▶ **SOURCE RECORDS**:
•••••

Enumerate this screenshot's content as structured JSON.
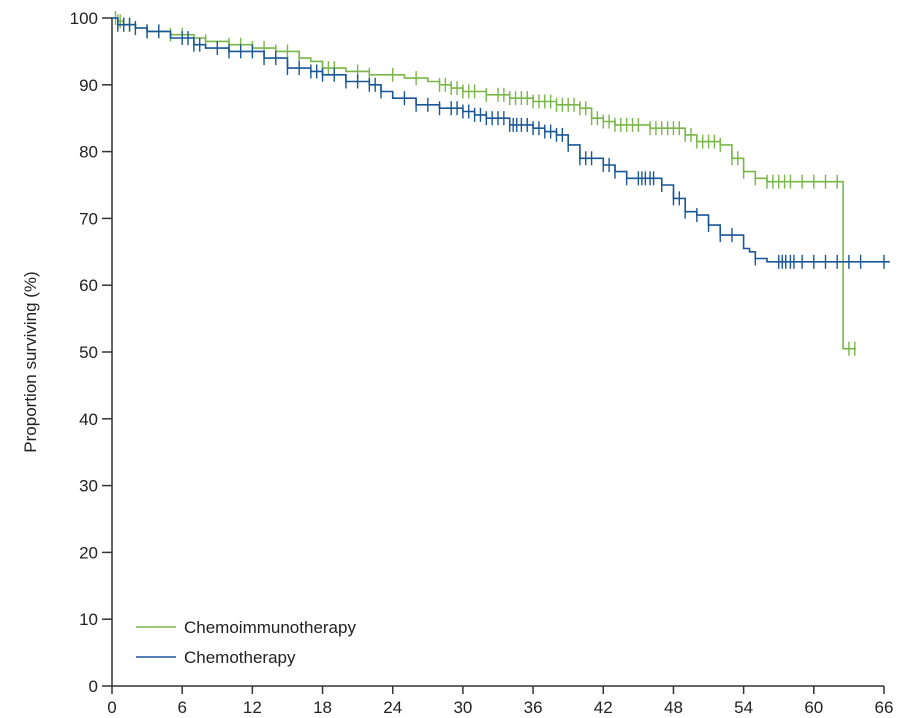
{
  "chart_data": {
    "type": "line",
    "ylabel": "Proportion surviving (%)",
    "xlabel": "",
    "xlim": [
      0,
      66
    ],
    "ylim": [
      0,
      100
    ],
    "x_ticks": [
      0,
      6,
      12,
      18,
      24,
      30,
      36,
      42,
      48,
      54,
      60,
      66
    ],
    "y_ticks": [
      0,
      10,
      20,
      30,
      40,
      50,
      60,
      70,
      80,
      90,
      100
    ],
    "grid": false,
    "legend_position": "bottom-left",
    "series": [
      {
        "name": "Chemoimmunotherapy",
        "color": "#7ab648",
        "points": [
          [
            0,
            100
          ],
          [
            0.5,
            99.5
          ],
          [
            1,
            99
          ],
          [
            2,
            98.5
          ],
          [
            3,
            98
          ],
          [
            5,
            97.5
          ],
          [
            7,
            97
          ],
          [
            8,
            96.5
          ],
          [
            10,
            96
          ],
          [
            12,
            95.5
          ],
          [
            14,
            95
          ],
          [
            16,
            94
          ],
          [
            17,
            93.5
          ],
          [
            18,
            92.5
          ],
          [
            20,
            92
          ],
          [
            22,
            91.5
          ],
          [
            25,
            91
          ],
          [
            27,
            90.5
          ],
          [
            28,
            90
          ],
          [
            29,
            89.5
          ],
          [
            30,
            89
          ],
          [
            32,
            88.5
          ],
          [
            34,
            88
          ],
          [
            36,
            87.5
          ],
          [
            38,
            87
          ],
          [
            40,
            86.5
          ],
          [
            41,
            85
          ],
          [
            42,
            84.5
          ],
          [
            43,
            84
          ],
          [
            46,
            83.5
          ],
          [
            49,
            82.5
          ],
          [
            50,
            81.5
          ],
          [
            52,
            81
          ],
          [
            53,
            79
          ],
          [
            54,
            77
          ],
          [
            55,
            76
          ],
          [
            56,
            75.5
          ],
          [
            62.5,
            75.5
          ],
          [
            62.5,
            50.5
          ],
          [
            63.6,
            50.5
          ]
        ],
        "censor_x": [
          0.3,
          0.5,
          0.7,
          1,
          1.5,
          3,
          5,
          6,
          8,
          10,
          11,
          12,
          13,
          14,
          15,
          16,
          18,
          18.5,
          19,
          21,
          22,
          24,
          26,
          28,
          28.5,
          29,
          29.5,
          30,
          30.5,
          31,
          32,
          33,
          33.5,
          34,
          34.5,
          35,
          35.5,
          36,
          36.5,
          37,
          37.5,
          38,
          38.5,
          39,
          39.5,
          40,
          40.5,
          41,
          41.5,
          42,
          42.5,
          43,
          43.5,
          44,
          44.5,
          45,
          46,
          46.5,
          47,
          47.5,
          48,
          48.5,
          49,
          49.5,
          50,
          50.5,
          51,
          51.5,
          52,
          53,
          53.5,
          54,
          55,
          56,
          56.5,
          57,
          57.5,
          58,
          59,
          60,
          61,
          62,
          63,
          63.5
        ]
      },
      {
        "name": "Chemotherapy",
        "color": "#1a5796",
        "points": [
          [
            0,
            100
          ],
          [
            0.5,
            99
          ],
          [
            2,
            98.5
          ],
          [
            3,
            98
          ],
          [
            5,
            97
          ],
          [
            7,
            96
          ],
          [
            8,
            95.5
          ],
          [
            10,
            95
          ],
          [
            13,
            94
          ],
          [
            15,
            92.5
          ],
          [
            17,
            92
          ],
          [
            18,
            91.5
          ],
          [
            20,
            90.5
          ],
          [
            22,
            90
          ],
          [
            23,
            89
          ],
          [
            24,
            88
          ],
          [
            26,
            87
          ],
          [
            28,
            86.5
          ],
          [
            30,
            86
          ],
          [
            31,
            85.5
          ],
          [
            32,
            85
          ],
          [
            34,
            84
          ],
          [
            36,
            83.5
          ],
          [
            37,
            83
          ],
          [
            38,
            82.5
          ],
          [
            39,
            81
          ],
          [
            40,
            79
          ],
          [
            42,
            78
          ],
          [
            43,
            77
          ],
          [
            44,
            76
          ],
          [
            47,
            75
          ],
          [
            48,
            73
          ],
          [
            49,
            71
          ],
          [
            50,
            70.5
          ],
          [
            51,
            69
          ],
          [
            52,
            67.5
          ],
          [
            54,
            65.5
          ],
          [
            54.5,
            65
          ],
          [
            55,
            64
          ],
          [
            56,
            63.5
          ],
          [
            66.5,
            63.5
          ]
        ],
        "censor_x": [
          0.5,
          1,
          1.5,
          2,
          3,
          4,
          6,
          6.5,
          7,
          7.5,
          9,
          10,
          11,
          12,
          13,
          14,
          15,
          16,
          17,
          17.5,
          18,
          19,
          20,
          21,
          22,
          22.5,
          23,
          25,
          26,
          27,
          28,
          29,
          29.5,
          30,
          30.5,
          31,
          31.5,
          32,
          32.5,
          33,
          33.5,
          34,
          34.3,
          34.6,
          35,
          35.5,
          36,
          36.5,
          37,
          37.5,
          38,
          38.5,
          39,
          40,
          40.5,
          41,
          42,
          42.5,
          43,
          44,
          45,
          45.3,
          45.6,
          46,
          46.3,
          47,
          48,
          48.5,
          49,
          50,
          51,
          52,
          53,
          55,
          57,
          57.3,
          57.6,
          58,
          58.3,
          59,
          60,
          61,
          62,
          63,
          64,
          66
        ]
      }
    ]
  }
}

•••••

Leave out the pictures and print every line of the data exactly.

Enumerate this screenshot's content as structured JSON.
{
  "chart_data": {
    "type": "line",
    "ylabel": "Proportion surviving (%)",
    "xlabel": "",
    "xlim": [
      0,
      66
    ],
    "ylim": [
      0,
      100
    ],
    "x_ticks": [
      0,
      6,
      12,
      18,
      24,
      30,
      36,
      42,
      48,
      54,
      60,
      66
    ],
    "y_ticks": [
      0,
      10,
      20,
      30,
      40,
      50,
      60,
      70,
      80,
      90,
      100
    ],
    "grid": false,
    "legend_position": "bottom-left",
    "series": [
      {
        "name": "Chemoimmunotherapy",
        "color": "#7ab648",
        "points": [
          [
            0,
            100
          ],
          [
            0.5,
            99.5
          ],
          [
            1,
            99
          ],
          [
            2,
            98.5
          ],
          [
            3,
            98
          ],
          [
            5,
            97.5
          ],
          [
            7,
            97
          ],
          [
            8,
            96.5
          ],
          [
            10,
            96
          ],
          [
            12,
            95.5
          ],
          [
            14,
            95
          ],
          [
            16,
            94
          ],
          [
            17,
            93.5
          ],
          [
            18,
            92.5
          ],
          [
            20,
            92
          ],
          [
            22,
            91.5
          ],
          [
            25,
            91
          ],
          [
            27,
            90.5
          ],
          [
            28,
            90
          ],
          [
            29,
            89.5
          ],
          [
            30,
            89
          ],
          [
            32,
            88.5
          ],
          [
            34,
            88
          ],
          [
            36,
            87.5
          ],
          [
            38,
            87
          ],
          [
            40,
            86.5
          ],
          [
            41,
            85
          ],
          [
            42,
            84.5
          ],
          [
            43,
            84
          ],
          [
            46,
            83.5
          ],
          [
            49,
            82.5
          ],
          [
            50,
            81.5
          ],
          [
            52,
            81
          ],
          [
            53,
            79
          ],
          [
            54,
            77
          ],
          [
            55,
            76
          ],
          [
            56,
            75.5
          ],
          [
            62.5,
            75.5
          ],
          [
            62.5,
            50.5
          ],
          [
            63.6,
            50.5
          ]
        ],
        "censor_x": [
          0.3,
          0.5,
          0.7,
          1,
          1.5,
          3,
          5,
          6,
          8,
          10,
          11,
          12,
          13,
          14,
          15,
          16,
          18,
          18.5,
          19,
          21,
          22,
          24,
          26,
          28,
          28.5,
          29,
          29.5,
          30,
          30.5,
          31,
          32,
          33,
          33.5,
          34,
          34.5,
          35,
          35.5,
          36,
          36.5,
          37,
          37.5,
          38,
          38.5,
          39,
          39.5,
          40,
          40.5,
          41,
          41.5,
          42,
          42.5,
          43,
          43.5,
          44,
          44.5,
          45,
          46,
          46.5,
          47,
          47.5,
          48,
          48.5,
          49,
          49.5,
          50,
          50.5,
          51,
          51.5,
          52,
          53,
          53.5,
          54,
          55,
          56,
          56.5,
          57,
          57.5,
          58,
          59,
          60,
          61,
          62,
          63,
          63.5
        ]
      },
      {
        "name": "Chemotherapy",
        "color": "#1a5796",
        "points": [
          [
            0,
            100
          ],
          [
            0.5,
            99
          ],
          [
            2,
            98.5
          ],
          [
            3,
            98
          ],
          [
            5,
            97
          ],
          [
            7,
            96
          ],
          [
            8,
            95.5
          ],
          [
            10,
            95
          ],
          [
            13,
            94
          ],
          [
            15,
            92.5
          ],
          [
            17,
            92
          ],
          [
            18,
            91.5
          ],
          [
            20,
            90.5
          ],
          [
            22,
            90
          ],
          [
            23,
            89
          ],
          [
            24,
            88
          ],
          [
            26,
            87
          ],
          [
            28,
            86.5
          ],
          [
            30,
            86
          ],
          [
            31,
            85.5
          ],
          [
            32,
            85
          ],
          [
            34,
            84
          ],
          [
            36,
            83.5
          ],
          [
            37,
            83
          ],
          [
            38,
            82.5
          ],
          [
            39,
            81
          ],
          [
            40,
            79
          ],
          [
            42,
            78
          ],
          [
            43,
            77
          ],
          [
            44,
            76
          ],
          [
            47,
            75
          ],
          [
            48,
            73
          ],
          [
            49,
            71
          ],
          [
            50,
            70.5
          ],
          [
            51,
            69
          ],
          [
            52,
            67.5
          ],
          [
            54,
            65.5
          ],
          [
            54.5,
            65
          ],
          [
            55,
            64
          ],
          [
            56,
            63.5
          ],
          [
            66.5,
            63.5
          ]
        ],
        "censor_x": [
          0.5,
          1,
          1.5,
          2,
          3,
          4,
          6,
          6.5,
          7,
          7.5,
          9,
          10,
          11,
          12,
          13,
          14,
          15,
          16,
          17,
          17.5,
          18,
          19,
          20,
          21,
          22,
          22.5,
          23,
          25,
          26,
          27,
          28,
          29,
          29.5,
          30,
          30.5,
          31,
          31.5,
          32,
          32.5,
          33,
          33.5,
          34,
          34.3,
          34.6,
          35,
          35.5,
          36,
          36.5,
          37,
          37.5,
          38,
          38.5,
          39,
          40,
          40.5,
          41,
          42,
          42.5,
          43,
          44,
          45,
          45.3,
          45.6,
          46,
          46.3,
          47,
          48,
          48.5,
          49,
          50,
          51,
          52,
          53,
          55,
          57,
          57.3,
          57.6,
          58,
          58.3,
          59,
          60,
          61,
          62,
          63,
          64,
          66
        ]
      }
    ]
  }
}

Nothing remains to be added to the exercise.